猫のかわいらしい見た目や愛らしいしぐさに、日々癒やされている飼い主さんも多いことでしょう。
市場調査会社の発表によると、世界の主要国では実に56%の人が犬や猫などなんらかのペット(伴侶動物)を飼育していることがわかりました。
ペットを飼うという文化・習慣は、私たちの社会に当たり前のように根付いています。
しかし、冷静に考えると「わざわざお金を出して、自分とは他の生き物を飼育する」という行動は不思議に思えます。金銭的な面では、デメリットしかありません。
また、広い動物界を見渡してみても、人間のように他の生き物を飼育する動物は極めて稀です。
それでは、猫の飼育にはどのようなメリットがあるのでしょうか?
結論を先にお伝えすると、猫を飼うことで、健康増進につながり、猫とのふれあいに人は幸福感を感じると最新の調査・研究で明らかになっています。
猫を飼育する人は、そうでない人と比較して頭痛や花粉症などの健康的な問題が少ないことが報告されています。

> **取り組む課題**
上にある猫を飼うことのメリットについての文章を、一字一句変えずに全文書き出しなさい。

> **提供資料**
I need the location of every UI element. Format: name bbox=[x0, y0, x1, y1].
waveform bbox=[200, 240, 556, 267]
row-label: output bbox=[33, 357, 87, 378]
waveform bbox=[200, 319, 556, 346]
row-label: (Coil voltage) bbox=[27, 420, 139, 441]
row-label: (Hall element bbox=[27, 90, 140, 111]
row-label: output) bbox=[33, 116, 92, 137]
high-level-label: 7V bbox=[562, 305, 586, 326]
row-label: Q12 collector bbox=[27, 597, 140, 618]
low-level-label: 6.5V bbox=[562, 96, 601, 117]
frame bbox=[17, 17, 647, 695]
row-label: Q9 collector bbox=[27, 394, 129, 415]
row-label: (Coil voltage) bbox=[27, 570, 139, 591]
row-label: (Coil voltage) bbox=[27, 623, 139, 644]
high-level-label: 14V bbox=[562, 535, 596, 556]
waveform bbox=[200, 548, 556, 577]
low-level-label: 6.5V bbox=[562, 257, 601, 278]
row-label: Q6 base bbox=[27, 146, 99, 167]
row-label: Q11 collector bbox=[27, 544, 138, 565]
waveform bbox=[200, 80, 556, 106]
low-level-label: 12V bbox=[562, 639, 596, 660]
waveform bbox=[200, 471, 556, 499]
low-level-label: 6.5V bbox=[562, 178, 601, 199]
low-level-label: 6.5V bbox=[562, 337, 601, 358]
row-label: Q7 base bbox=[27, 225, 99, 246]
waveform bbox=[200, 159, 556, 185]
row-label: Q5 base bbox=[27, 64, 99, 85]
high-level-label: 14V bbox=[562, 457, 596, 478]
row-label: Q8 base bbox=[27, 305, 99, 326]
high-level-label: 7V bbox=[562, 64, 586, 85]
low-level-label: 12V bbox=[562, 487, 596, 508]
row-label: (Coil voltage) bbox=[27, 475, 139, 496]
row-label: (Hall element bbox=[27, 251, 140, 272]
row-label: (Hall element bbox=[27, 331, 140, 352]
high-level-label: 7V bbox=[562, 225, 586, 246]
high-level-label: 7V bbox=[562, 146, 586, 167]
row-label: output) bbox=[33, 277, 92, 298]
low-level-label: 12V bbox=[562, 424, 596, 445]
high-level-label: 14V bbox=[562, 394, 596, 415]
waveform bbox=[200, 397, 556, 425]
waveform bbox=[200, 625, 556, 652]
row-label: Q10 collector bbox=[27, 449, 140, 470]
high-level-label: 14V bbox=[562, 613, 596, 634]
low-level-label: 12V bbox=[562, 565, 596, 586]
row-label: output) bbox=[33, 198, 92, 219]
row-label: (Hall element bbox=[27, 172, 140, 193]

> **解答欄**
猫のかわいらしい見た目や愛らしいしぐさに、日々癒やされている飼い主さんも多いことでしょう。
市場調査会社の発表によると、世界の主要国では実に56%の人が犬や猫などなんらかのペット(伴侶動物)を飼育していることがわかりました。
ペットを飼うという文化・習慣は、私たちの社会に当たり前のように根付いています。
しかし、冷静に考えると「わざわざお金を出して、自分とは他の生き物を飼育する」という行動は不思議に思えます。金銭的な面では、デメリットしかありません。
また、広い動物界を見渡してみても、人間のように他の生き物を飼育する動物は極めて稀です。
それでは、猫の飼育にはどのようなメリットがあるのでしょうか?
結論を先にお伝えすると、猫を飼うことで、健康増進につながり、猫とのふれあいに人は幸福感を感じると最新の調査・研究で明らかになっています。
猫を飼育する人は、そうでない人と比較して頭痛や花粉症などの健康的な問題が少ないことが報告されています。